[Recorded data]
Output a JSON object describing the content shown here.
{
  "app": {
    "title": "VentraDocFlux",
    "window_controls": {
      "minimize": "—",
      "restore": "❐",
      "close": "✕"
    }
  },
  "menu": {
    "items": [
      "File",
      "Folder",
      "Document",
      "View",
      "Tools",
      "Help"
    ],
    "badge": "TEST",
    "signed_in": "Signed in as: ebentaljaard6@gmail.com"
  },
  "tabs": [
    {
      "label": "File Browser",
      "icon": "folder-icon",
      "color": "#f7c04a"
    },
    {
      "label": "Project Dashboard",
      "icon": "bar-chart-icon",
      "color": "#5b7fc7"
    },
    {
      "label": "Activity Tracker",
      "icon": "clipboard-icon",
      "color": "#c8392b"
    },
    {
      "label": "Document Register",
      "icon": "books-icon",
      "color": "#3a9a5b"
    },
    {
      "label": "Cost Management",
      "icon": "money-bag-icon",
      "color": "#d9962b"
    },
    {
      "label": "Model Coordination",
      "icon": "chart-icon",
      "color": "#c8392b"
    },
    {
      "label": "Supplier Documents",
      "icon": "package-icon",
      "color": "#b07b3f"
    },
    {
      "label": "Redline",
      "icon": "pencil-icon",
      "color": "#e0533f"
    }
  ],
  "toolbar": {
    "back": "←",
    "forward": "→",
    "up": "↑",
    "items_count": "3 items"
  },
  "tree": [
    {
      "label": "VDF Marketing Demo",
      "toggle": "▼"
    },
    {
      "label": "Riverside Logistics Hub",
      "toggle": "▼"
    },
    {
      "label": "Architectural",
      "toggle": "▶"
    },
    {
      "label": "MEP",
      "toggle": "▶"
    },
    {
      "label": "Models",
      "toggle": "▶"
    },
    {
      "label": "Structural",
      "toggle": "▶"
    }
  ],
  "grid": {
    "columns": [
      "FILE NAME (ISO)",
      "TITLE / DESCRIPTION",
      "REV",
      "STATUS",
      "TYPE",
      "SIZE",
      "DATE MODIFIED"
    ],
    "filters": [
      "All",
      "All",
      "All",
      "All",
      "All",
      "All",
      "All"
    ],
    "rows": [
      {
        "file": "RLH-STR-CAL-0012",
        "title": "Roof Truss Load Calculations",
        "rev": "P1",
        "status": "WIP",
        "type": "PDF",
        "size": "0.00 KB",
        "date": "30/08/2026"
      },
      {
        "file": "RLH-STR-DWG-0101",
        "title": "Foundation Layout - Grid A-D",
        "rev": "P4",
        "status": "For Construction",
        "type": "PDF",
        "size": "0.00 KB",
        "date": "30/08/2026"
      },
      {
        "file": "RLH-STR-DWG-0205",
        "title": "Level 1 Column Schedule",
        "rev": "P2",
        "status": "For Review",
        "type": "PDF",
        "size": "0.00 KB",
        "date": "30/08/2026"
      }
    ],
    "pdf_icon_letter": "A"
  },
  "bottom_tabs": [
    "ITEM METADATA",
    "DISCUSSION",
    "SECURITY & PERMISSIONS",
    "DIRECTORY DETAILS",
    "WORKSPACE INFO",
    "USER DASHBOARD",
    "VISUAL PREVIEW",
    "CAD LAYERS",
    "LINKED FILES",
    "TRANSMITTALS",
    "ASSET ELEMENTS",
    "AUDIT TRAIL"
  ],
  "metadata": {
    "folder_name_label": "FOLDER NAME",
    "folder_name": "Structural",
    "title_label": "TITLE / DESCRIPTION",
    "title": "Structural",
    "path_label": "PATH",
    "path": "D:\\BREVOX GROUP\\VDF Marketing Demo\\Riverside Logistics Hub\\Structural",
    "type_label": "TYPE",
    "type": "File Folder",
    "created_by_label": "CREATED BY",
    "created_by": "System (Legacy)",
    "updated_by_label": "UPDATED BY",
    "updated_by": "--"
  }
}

TASK REQUIREMENTS: All the entries above need to be reproduced exactly.

ANSWER TO THIS EXERCISE:
Output a JSON object describing the content shown here.
{
  "app": {
    "title": "VentraDocFlux",
    "window_controls": {
      "minimize": "—",
      "restore": "❐",
      "close": "✕"
    }
  },
  "menu": {
    "items": [
      "File",
      "Folder",
      "Document",
      "View",
      "Tools",
      "Help"
    ],
    "badge": "TEST",
    "signed_in": "Signed in as: ebentaljaard6@gmail.com"
  },
  "tabs": [
    {
      "label": "File Browser",
      "icon": "folder-icon",
      "color": "#f7c04a"
    },
    {
      "label": "Project Dashboard",
      "icon": "bar-chart-icon",
      "color": "#5b7fc7"
    },
    {
      "label": "Activity Tracker",
      "icon": "clipboard-icon",
      "color": "#c8392b"
    },
    {
      "label": "Document Register",
      "icon": "books-icon",
      "color": "#3a9a5b"
    },
    {
      "label": "Cost Management",
      "icon": "money-bag-icon",
      "color": "#d9962b"
    },
    {
      "label": "Model Coordination",
      "icon": "chart-icon",
      "color": "#c8392b"
    },
    {
      "label": "Supplier Documents",
      "icon": "package-icon",
      "color": "#b07b3f"
    },
    {
      "label": "Redline",
      "icon": "pencil-icon",
      "color": "#e0533f"
    }
  ],
  "toolbar": {
    "back": "←",
    "forward": "→",
    "up": "↑",
    "items_count": "3 items"
  },
  "tree": [
    {
      "label": "VDF Marketing Demo",
      "toggle": "▼"
    },
    {
      "label": "Riverside Logistics Hub",
      "toggle": "▼"
    },
    {
      "label": "Architectural",
      "toggle": "▶"
    },
    {
      "label": "MEP",
      "toggle": "▶"
    },
    {
      "label": "Models",
      "toggle": "▶"
    },
    {
      "label": "Structural",
      "toggle": "▶"
    }
  ],
  "grid": {
    "columns": [
      "FILE NAME (ISO)",
      "TITLE / DESCRIPTION",
      "REV",
      "STATUS",
      "TYPE",
      "SIZE",
      "DATE MODIFIED"
    ],
    "filters": [
      "All",
      "All",
      "All",
      "All",
      "All",
      "All",
      "All"
    ],
    "rows": [
      {
        "file": "RLH-STR-CAL-0012",
        "title": "Roof Truss Load Calculations",
        "rev": "P1",
        "status": "WIP",
        "type": "PDF",
        "size": "0.00 KB",
        "date": "30/08/2026"
      },
      {
        "file": "RLH-STR-DWG-0101",
        "title": "Foundation Layout - Grid A-D",
        "rev": "P4",
        "status": "For Construction",
        "type": "PDF",
        "size": "0.00 KB",
        "date": "30/08/2026"
      },
      {
        "file": "RLH-STR-DWG-0205",
        "title": "Level 1 Column Schedule",
        "rev": "P2",
        "status": "For Review",
        "type": "PDF",
        "size": "0.00 KB",
        "date": "30/08/2026"
      }
    ],
    "pdf_icon_letter": "A"
  },
  "bottom_tabs": [
    "ITEM METADATA",
    "DISCUSSION",
    "SECURITY & PERMISSIONS",
    "DIRECTORY DETAILS",
    "WORKSPACE INFO",
    "USER DASHBOARD",
    "VISUAL PREVIEW",
    "CAD LAYERS",
    "LINKED FILES",
    "TRANSMITTALS",
    "ASSET ELEMENTS",
    "AUDIT TRAIL"
  ],
  "metadata": {
    "folder_name_label": "FOLDER NAME",
    "folder_name": "Structural",
    "title_label": "TITLE / DESCRIPTION",
    "title": "Structural",
    "path_label": "PATH",
    "path": "D:\\BREVOX GROUP\\VDF Marketing Demo\\Riverside Logistics Hub\\Structural",
    "type_label": "TYPE",
    "type": "File Folder",
    "created_by_label": "CREATED BY",
    "created_by": "System (Legacy)",
    "updated_by_label": "UPDATED BY",
    "updated_by": "--"
  }
}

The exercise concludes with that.